◆ **作業内容**
- A) 手書き文字認識のコードでは、tf.reshape の形状 [-1, 28, 28, 1] に「-1」が入っています。この「-1」の次元の大きさがどう決まるかを、コード中の説明に沿って1〜3文で述べてください。
- B) 手書き文字認識のコードを、最後の行の続きから書き進めてください。

◆ **文書**
* * * * * * *

# 手書き文字の認識
## mnist (CNN版)

In [1]:
from tensorflow.examples.tutorials.mnist import input_data
import tensorflow as tf

# データの読み込み
mnist = input_data.read_data_sets('.data/', one_hot=True)

# 訓練データの取得
train_images, train_labels = mnist.train.next_batch(50) # ミニバッチ数を指定して取得

# テスト用の画像データを取得
test_images = mnist.test.images

# テスト用のラベルデータ(正解)を取得
test_labels = mnist.test.labels

Extracting .data/train-images-idx3-ubyte.gz
Extracting .data/train-labels-idx1-ubyte.gz
Extracting .data/t10k-images-idx3-ubyte.gz
Extracting .data/t10k-labels-idx1-ubyte.gz


In [3]:
# 入力データを定義
x = tf.placeholder(tf.float32, [None, 784])

# 入力画像をログに出力
img = tf.reshape(x, [-1, 28, 28, 1]) # reshape の '-1' は他の次元のサイズから適切な大きさが設定される
tf.summary.image('input_data', img, 10)

# 畳み込み層1
f1 = tf.Variable(tf.truncated_normal([5, 5, 1, 32], stddev=0.1)) # [縦, 横, チャンネル数, フィルタ枚数]
conv1 = tf.nn.conv2d(img, f1, strides=[1, 1, 1, 1], padding='SAME')

* * * * * * *

◆ **抽出データ**
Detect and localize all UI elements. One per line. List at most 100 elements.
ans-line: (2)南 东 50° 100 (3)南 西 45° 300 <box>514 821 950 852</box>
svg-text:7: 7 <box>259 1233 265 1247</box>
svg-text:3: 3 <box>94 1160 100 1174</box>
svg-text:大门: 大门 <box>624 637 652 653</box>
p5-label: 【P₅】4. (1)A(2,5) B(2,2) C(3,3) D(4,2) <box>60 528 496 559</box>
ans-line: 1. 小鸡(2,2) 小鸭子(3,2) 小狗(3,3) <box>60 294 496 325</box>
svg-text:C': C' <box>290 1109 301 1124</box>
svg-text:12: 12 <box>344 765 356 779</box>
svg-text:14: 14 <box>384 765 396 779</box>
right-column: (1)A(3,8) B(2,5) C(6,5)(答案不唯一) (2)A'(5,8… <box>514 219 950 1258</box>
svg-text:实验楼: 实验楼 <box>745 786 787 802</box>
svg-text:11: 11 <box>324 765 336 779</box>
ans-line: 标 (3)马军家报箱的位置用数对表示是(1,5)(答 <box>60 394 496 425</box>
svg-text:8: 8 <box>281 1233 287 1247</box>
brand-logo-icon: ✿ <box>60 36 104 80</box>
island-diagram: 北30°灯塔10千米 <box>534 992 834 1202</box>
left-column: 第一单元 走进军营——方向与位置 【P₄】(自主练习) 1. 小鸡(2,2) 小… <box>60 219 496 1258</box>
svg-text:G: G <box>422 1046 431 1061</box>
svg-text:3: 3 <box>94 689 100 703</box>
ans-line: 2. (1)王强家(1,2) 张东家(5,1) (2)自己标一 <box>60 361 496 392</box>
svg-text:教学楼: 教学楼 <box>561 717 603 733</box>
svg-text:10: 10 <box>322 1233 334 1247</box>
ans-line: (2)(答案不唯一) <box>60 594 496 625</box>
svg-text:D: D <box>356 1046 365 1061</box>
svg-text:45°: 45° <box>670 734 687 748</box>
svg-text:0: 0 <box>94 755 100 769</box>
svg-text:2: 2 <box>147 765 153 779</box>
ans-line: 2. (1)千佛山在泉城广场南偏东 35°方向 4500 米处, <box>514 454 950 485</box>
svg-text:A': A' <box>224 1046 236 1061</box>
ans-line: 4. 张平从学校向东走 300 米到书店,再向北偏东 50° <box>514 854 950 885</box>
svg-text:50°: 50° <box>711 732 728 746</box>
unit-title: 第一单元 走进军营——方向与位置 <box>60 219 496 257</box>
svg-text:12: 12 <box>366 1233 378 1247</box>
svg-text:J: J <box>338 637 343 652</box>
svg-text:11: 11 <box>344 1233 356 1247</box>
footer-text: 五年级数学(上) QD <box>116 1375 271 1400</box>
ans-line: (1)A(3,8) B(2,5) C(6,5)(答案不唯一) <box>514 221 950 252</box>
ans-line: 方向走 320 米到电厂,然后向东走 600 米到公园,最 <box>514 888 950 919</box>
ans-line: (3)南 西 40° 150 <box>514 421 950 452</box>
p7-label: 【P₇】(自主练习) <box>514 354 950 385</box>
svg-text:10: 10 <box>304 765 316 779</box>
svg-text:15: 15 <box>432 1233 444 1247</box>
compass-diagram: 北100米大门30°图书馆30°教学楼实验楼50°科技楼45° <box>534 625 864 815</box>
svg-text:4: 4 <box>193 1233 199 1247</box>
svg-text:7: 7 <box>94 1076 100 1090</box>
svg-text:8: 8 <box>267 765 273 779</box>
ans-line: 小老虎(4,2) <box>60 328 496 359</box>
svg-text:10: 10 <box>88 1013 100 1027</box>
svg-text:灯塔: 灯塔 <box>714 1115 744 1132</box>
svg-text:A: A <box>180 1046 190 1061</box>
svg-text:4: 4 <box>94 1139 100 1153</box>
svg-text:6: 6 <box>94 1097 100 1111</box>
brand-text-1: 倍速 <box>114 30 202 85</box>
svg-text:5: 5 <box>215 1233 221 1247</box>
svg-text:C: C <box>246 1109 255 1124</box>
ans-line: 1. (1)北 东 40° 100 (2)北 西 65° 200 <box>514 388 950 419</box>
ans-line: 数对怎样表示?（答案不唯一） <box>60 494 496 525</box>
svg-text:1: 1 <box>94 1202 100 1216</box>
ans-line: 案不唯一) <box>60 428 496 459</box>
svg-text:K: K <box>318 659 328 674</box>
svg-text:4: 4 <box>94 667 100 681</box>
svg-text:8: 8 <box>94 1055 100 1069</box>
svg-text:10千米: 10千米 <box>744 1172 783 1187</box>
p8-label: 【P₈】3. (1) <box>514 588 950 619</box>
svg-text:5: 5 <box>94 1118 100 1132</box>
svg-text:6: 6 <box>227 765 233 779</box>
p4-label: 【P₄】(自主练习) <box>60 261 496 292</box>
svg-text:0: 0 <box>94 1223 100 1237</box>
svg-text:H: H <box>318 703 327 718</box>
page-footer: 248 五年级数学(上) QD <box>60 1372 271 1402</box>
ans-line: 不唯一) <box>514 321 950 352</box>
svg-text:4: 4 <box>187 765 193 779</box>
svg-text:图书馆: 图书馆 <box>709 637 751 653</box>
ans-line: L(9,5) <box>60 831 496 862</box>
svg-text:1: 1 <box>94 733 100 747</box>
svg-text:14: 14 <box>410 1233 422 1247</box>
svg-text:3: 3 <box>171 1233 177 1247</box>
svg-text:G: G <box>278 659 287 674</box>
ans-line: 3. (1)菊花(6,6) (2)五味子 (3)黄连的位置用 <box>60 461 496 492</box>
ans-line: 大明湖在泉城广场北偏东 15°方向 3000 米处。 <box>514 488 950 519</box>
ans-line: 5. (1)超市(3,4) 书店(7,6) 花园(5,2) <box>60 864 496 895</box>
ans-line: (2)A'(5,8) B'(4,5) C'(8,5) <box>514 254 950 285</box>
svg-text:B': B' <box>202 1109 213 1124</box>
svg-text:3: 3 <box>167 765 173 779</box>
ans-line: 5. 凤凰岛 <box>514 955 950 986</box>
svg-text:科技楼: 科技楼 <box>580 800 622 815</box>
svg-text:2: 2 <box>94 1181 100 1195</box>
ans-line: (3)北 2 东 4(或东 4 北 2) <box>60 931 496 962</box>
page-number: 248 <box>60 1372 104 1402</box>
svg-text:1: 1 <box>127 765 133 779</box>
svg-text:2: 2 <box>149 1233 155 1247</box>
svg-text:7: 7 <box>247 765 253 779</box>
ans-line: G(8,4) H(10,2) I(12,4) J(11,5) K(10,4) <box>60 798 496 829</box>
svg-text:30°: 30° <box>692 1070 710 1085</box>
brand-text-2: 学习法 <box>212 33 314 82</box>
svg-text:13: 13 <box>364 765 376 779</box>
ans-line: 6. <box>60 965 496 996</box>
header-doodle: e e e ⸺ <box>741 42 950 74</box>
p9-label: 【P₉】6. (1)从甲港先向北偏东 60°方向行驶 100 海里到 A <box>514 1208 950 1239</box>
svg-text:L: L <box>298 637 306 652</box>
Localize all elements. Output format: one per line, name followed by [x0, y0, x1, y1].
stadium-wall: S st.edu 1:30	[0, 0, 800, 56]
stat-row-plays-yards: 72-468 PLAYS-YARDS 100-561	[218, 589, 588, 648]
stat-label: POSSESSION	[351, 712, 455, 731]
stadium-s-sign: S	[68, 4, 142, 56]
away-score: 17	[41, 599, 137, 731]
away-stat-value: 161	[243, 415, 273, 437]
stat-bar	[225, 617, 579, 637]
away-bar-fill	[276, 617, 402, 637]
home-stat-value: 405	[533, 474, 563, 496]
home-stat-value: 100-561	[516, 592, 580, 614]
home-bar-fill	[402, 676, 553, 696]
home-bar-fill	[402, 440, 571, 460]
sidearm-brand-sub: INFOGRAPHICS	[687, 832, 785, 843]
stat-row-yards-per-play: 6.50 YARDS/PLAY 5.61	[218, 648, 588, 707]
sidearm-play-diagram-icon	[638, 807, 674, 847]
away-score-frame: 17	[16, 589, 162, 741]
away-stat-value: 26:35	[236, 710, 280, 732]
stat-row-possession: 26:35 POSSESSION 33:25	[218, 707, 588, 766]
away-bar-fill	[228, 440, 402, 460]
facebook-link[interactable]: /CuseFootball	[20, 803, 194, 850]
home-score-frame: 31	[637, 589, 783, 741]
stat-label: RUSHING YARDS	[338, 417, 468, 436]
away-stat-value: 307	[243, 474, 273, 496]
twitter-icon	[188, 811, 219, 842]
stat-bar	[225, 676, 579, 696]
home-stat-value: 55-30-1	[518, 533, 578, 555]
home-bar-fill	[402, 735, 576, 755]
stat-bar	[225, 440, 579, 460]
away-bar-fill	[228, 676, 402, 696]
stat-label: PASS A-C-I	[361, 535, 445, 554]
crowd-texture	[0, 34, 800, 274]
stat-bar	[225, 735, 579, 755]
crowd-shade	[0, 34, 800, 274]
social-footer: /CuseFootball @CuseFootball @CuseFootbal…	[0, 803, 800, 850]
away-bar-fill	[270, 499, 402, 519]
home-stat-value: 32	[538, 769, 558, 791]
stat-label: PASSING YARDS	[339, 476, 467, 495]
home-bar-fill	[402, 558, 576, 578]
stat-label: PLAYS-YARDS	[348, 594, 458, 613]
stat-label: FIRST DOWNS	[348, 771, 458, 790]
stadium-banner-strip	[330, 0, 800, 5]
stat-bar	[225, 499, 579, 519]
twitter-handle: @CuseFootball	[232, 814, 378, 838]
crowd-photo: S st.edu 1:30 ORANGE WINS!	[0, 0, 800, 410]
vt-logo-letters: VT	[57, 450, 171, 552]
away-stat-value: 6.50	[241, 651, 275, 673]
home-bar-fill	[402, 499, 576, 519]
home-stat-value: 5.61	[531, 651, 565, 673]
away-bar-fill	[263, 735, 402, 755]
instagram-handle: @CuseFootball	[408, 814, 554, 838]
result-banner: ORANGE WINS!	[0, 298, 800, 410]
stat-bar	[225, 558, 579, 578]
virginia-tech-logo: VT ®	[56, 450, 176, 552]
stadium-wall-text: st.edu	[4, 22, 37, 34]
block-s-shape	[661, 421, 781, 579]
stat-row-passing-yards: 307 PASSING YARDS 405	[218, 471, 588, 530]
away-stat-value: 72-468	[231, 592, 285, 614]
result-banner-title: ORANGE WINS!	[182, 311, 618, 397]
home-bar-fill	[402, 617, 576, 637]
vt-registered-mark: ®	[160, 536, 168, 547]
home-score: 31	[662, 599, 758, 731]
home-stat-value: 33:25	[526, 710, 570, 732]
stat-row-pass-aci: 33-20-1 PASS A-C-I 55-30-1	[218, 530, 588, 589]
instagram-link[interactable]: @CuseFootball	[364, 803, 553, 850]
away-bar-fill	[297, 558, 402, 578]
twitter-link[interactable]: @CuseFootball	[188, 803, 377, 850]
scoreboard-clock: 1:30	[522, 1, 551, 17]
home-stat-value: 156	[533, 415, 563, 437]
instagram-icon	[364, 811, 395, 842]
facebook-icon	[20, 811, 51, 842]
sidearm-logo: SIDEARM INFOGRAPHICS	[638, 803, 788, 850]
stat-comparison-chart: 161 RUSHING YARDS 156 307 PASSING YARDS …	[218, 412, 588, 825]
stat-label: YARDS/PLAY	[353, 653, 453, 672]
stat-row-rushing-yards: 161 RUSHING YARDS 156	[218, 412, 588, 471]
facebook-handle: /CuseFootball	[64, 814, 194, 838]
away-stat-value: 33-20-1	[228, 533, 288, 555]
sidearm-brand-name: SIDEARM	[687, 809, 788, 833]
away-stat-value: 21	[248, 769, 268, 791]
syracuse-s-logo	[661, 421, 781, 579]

* * * * * * *

◆ **最終回答**
- A) 「-1」を指定した次元には固定の値を与えず、他の次元のサイズから適切な大きさが設定されます。このコードでは残りの次元が 28、28、1 と決まっており、「-1」の次元の大きさはそれらをもとに決まります。

- B)
b1 = tf.Variable(tf.constant(0.1, shape=[32]))
h_conv1 = tf.nn.relu(conv1 + b1)

# プーリング層1
h_pool1 = tf.nn.max_pool(h_conv1, ksize=[1, 2, 2, 1], strides=[1, 2, 2, 1], padding='SAME') # [28px, 28px, 1ch] > [14px, 14px, 32ch]

# 畳み込み層2
f2 = tf.Variable(tf.truncated_normal([5, 5, 32, 64], stddev=0.1))
conv2 = tf.nn.conv2d(h_pool1, f2, strides=[1, 1, 1, 1], padding='SAME')
b2 = tf.Variable(tf.constant(0.1, shape=[64]))
h_conv2 = tf.nn.relu(conv2 + b2)

# プーリング層2
h_pool2 = tf.nn.max_pool(h_conv2, ksize=[1, 2, 2, 1], strides=[1, 2, 2, 1], padding='SAME') # [14px, 14px, 32ch] > [7px, 7px, 64ch]

# 畳み込みをフラットに
h_pool2_flat = tf.reshape(h_pool2, [-1, 7 * 7 * 64])

# 全結合層
w_fc1 = tf.Variable(tf.truncated_normal([7 * 7 * 64, 1024], stddev=0.1))
b_fc1 = tf.Variable(tf.constant(0.1, shape=[1024]))
h_fc1 = tf.nn.relu(tf.matmul(h_pool2_flat, w_fc1) + b_fc1)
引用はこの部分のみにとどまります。